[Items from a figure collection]
"""

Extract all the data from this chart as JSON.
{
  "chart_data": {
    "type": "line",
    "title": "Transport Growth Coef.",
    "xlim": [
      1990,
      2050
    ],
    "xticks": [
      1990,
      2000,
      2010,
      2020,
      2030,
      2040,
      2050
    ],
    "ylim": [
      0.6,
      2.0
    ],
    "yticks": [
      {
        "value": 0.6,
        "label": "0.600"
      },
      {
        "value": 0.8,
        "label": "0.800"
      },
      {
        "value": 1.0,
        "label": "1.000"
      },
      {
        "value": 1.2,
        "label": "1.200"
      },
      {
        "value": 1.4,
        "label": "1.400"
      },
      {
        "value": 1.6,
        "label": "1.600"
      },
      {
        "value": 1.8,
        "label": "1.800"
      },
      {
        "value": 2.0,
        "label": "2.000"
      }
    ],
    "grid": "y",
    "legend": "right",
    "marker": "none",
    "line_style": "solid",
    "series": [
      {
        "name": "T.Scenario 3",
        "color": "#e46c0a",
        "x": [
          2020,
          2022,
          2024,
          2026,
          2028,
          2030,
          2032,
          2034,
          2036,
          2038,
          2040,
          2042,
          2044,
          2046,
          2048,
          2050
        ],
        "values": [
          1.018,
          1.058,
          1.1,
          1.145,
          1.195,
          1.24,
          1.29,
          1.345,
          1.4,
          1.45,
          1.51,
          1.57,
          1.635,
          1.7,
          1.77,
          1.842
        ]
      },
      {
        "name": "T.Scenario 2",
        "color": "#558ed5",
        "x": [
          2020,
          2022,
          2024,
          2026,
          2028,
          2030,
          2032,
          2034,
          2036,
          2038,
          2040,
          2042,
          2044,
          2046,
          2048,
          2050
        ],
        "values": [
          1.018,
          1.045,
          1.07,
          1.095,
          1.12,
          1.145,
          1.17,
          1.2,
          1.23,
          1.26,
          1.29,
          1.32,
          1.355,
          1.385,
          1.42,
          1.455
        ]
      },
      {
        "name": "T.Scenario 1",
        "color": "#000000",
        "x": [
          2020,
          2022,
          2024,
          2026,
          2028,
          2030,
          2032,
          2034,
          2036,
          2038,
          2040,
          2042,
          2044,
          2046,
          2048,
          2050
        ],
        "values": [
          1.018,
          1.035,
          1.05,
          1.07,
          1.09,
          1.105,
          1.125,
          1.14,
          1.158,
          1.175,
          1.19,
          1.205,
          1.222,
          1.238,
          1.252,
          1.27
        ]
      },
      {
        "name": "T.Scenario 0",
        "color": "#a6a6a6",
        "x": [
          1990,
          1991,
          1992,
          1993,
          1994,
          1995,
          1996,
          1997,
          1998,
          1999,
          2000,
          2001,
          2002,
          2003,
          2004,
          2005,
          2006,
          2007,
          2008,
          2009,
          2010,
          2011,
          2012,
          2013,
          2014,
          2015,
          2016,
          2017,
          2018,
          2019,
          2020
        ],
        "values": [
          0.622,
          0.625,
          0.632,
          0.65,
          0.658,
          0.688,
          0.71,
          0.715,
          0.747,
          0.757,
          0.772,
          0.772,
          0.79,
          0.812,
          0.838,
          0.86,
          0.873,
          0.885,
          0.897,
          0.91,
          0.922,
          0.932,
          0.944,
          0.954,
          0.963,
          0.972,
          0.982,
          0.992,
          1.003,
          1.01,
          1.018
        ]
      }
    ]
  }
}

"""

WORK TO BE COMPLETED
Reproduce the data in full, exactly as presented.

SOLUTION TO THIS PROBLEM
Extract all the data from this chart as JSON.
{
  "chart_data": {
    "type": "line",
    "title": "Transport Growth Coef.",
    "xlim": [
      1990,
      2050
    ],
    "xticks": [
      1990,
      2000,
      2010,
      2020,
      2030,
      2040,
      2050
    ],
    "ylim": [
      0.6,
      2.0
    ],
    "yticks": [
      {
        "value": 0.6,
        "label": "0.600"
      },
      {
        "value": 0.8,
        "label": "0.800"
      },
      {
        "value": 1.0,
        "label": "1.000"
      },
      {
        "value": 1.2,
        "label": "1.200"
      },
      {
        "value": 1.4,
        "label": "1.400"
      },
      {
        "value": 1.6,
        "label": "1.600"
      },
      {
        "value": 1.8,
        "label": "1.800"
      },
      {
        "value": 2.0,
        "label": "2.000"
      }
    ],
    "grid": "y",
    "legend": "right",
    "marker": "none",
    "line_style": "solid",
    "series": [
      {
        "name": "T.Scenario 3",
        "color": "#e46c0a",
        "x": [
          2020,
          2022,
          2024,
          2026,
          2028,
          2030,
          2032,
          2034,
          2036,
          2038,
          2040,
          2042,
          2044,
          2046,
          2048,
          2050
        ],
        "values": [
          1.018,
          1.058,
          1.1,
          1.145,
          1.195,
          1.24,
          1.29,
          1.345,
          1.4,
          1.45,
          1.51,
          1.57,
          1.635,
          1.7,
          1.77,
          1.842
        ]
      },
      {
        "name": "T.Scenario 2",
        "color": "#558ed5",
        "x": [
          2020,
          2022,
          2024,
          2026,
          2028,
          2030,
          2032,
          2034,
          2036,
          2038,
          2040,
          2042,
          2044,
          2046,
          2048,
          2050
        ],
        "values": [
          1.018,
          1.045,
          1.07,
          1.095,
          1.12,
          1.145,
          1.17,
          1.2,
          1.23,
          1.26,
          1.29,
          1.32,
          1.355,
          1.385,
          1.42,
          1.455
        ]
      },
      {
        "name": "T.Scenario 1",
        "color": "#000000",
        "x": [
          2020,
          2022,
          2024,
          2026,
          2028,
          2030,
          2032,
          2034,
          2036,
          2038,
          2040,
          2042,
          2044,
          2046,
          2048,
          2050
        ],
        "values": [
          1.018,
          1.035,
          1.05,
          1.07,
          1.09,
          1.105,
          1.125,
          1.14,
          1.158,
          1.175,
          1.19,
          1.205,
          1.222,
          1.238,
          1.252,
          1.27
        ]
      },
      {
        "name": "T.Scenario 0",
        "color": "#a6a6a6",
        "x": [
          1990,
          1991,
          1992,
          1993,
          1994,
          1995,
          1996,
          1997,
          1998,
          1999,
          2000,
          2001,
          2002,
          2003,
          2004,
          2005,
          2006,
          2007,
          2008,
          2009,
          2010,
          2011,
          2012,
          2013,
          2014,
          2015,
          2016,
          2017,
          2018,
          2019,
          2020
        ],
        "values": [
          0.622,
          0.625,
          0.632,
          0.65,
          0.658,
          0.688,
          0.71,
          0.715,
          0.747,
          0.757,
          0.772,
          0.772,
          0.79,
          0.812,
          0.838,
          0.86,
          0.873,
          0.885,
          0.897,
          0.91,
          0.922,
          0.932,
          0.944,
          0.954,
          0.963,
          0.972,
          0.982,
          0.992,
          1.003,
          1.01,
          1.018
        ]
      }
    ]
  }
}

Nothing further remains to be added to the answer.